**The request:** Restate the data word for word and leave the images out.

Records from a collection
▬▬▬▬▬▬▬▬▬▬

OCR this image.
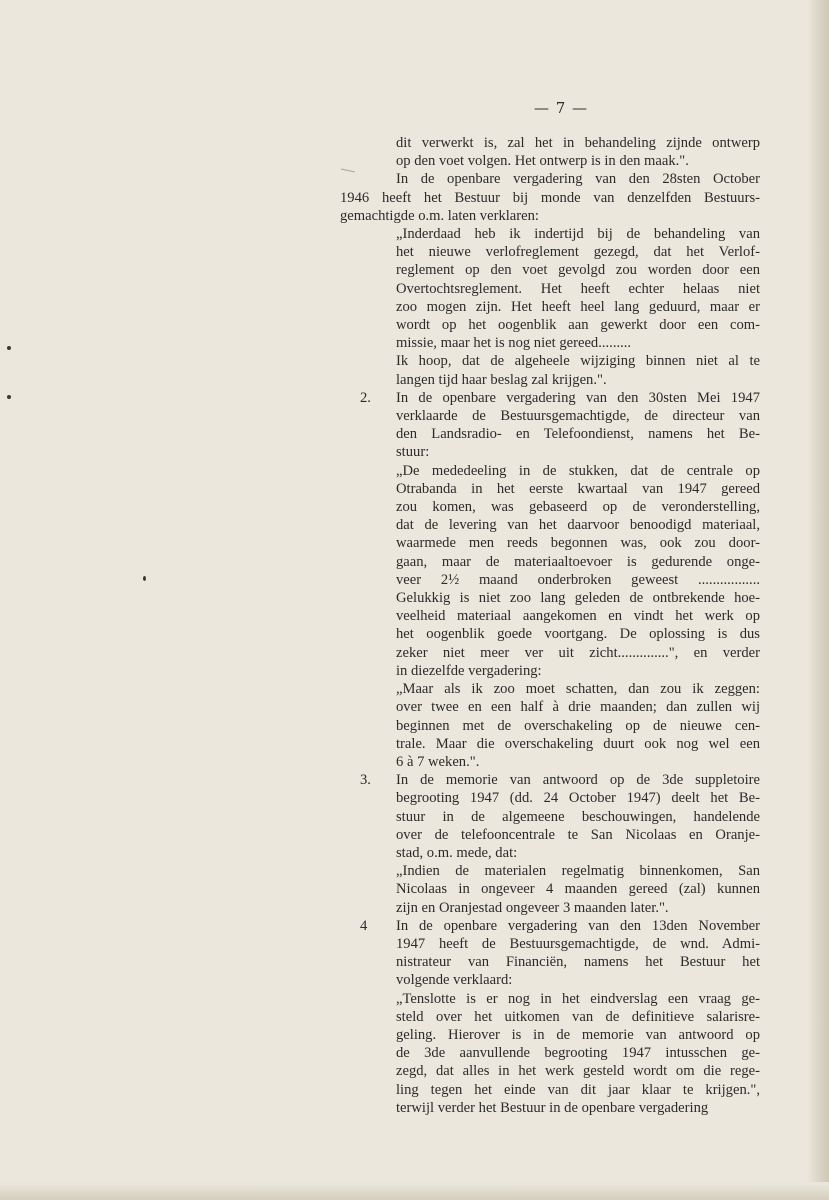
— 7 —
dit verwerkt is, zal het in behandeling zijnde ontwerp
op den voet volgen. Het ontwerp is in den maak.".
In de openbare vergadering van den 28sten October
1946 heeft het Bestuur bij monde van denzelfden Bestuurs-
gemachtigde o.m. laten verklaren:
„Inderdaad heb ik indertijd bij de behandeling van
het nieuwe verlofreglement gezegd, dat het Verlof-
reglement op den voet gevolgd zou worden door een
Overtochtsreglement. Het heeft echter helaas niet
zoo mogen zijn. Het heeft heel lang geduurd, maar er
wordt op het oogenblik aan gewerkt door een com-
missie, maar het is nog niet gereed.........
Ik hoop, dat de algeheele wijziging binnen niet al te
langen tijd haar beslag zal krijgen.".
2.	In de openbare vergadering van den 30sten Mei 1947
verklaarde de Bestuursgemachtigde, de directeur van
den Landsradio- en Telefoondienst, namens het Be-
stuur:
„De mededeeling in de stukken, dat de centrale op
Otrabanda in het eerste kwartaal van 1947 gereed
zou komen, was gebaseerd op de veronderstelling,
dat de levering van het daarvoor benoodigd materiaal,
waarmede men reeds begonnen was, ook zou door-
gaan, maar de materiaaltoevoer is gedurende onge-
veer 2½ maand onderbroken geweest .................
Gelukkig is niet zoo lang geleden de ontbrekende hoe-
veelheid materiaal aangekomen en vindt het werk op
het oogenblik goede voortgang. De oplossing is dus
zeker niet meer ver uit zicht..............", en verder
in diezelfde vergadering:
„Maar als ik zoo moet schatten, dan zou ik zeggen:
over twee en een half à drie maanden; dan zullen wij
beginnen met de overschakeling op de nieuwe cen-
trale. Maar die overschakeling duurt ook nog wel een
6 à 7 weken.".
3.	In de memorie van antwoord op de 3de suppletoire
begrooting 1947 (dd. 24 October 1947) deelt het Be-
stuur in de algemeene beschouwingen, handelende
over de telefooncentrale te San Nicolaas en Oranje-
stad, o.m. mede, dat:
„Indien de materialen regelmatig binnenkomen, San
Nicolaas in ongeveer 4 maanden gereed (zal) kunnen
zijn en Oranjestad ongeveer 3 maanden later.".
4	In de openbare vergadering van den 13den November
1947 heeft de Bestuursgemachtigde, de wnd. Admi-
nistrateur van Financiën, namens het Bestuur het
volgende verklaard:
„Tenslotte is er nog in het eindverslag een vraag ge-
steld over het uitkomen van de definitieve salarisre-
geling. Hierover is in de memorie van antwoord op
de 3de aanvullende begrooting 1947 intusschen ge-
zegd, dat alles in het werk gesteld wordt om die rege-
ling tegen het einde van dit jaar klaar te krijgen.",
terwijl verder het Bestuur in de openbare vergadering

▬▬▬▬▬▬▬▬▬▬

**Response to this task:**
OCR this image.
— 7 —
dit verwerkt is, zal het in behandeling zijnde ontwerp
op den voet volgen. Het ontwerp is in den maak.".
In de openbare vergadering van den 28sten October
1946 heeft het Bestuur bij monde van denzelfden Bestuurs-
gemachtigde o.m. laten verklaren:
„Inderdaad heb ik indertijd bij de behandeling van
het nieuwe verlofreglement gezegd, dat het Verlof-
reglement op den voet gevolgd zou worden door een
Overtochtsreglement. Het heeft echter helaas niet
zoo mogen zijn. Het heeft heel lang geduurd, maar er
wordt op het oogenblik aan gewerkt door een com-
missie, maar het is nog niet gereed.........
Ik hoop, dat de algeheele wijziging binnen niet al te
langen tijd haar beslag zal krijgen.".
2.	In de openbare vergadering van den 30sten Mei 1947
verklaarde de Bestuursgemachtigde, de directeur van
den Landsradio- en Telefoondienst, namens het Be-
stuur:
„De mededeeling in de stukken, dat de centrale op
Otrabanda in het eerste kwartaal van 1947 gereed
zou komen, was gebaseerd op de veronderstelling,
dat de levering van het daarvoor benoodigd materiaal,
waarmede men reeds begonnen was, ook zou door-
gaan, maar de materiaaltoevoer is gedurende onge-
veer 2½ maand onderbroken geweest .................
Gelukkig is niet zoo lang geleden de ontbrekende hoe-
veelheid materiaal aangekomen en vindt het werk op
het oogenblik goede voortgang. De oplossing is dus
zeker niet meer ver uit zicht..............", en verder
in diezelfde vergadering:
„Maar als ik zoo moet schatten, dan zou ik zeggen:
over twee en een half à drie maanden; dan zullen wij
beginnen met de overschakeling op de nieuwe cen-
trale. Maar die overschakeling duurt ook nog wel een
6 à 7 weken.".
3.	In de memorie van antwoord op de 3de suppletoire
begrooting 1947 (dd. 24 October 1947) deelt het Be-
stuur in de algemeene beschouwingen, handelende
over de telefooncentrale te San Nicolaas en Oranje-
stad, o.m. mede, dat:
„Indien de materialen regelmatig binnenkomen, San
Nicolaas in ongeveer 4 maanden gereed (zal) kunnen
zijn en Oranjestad ongeveer 3 maanden later.".
4	In de openbare vergadering van den 13den November
1947 heeft de Bestuursgemachtigde, de wnd. Admi-
nistrateur van Financiën, namens het Bestuur het
volgende verklaard:
„Tenslotte is er nog in het eindverslag een vraag ge-
steld over het uitkomen van de definitieve salarisre-
geling. Hierover is in de memorie van antwoord op
de 3de aanvullende begrooting 1947 intusschen ge-
zegd, dat alles in het werk gesteld wordt om die rege-
ling tegen het einde van dit jaar klaar te krijgen.",
terwijl verder het Bestuur in de openbare vergadering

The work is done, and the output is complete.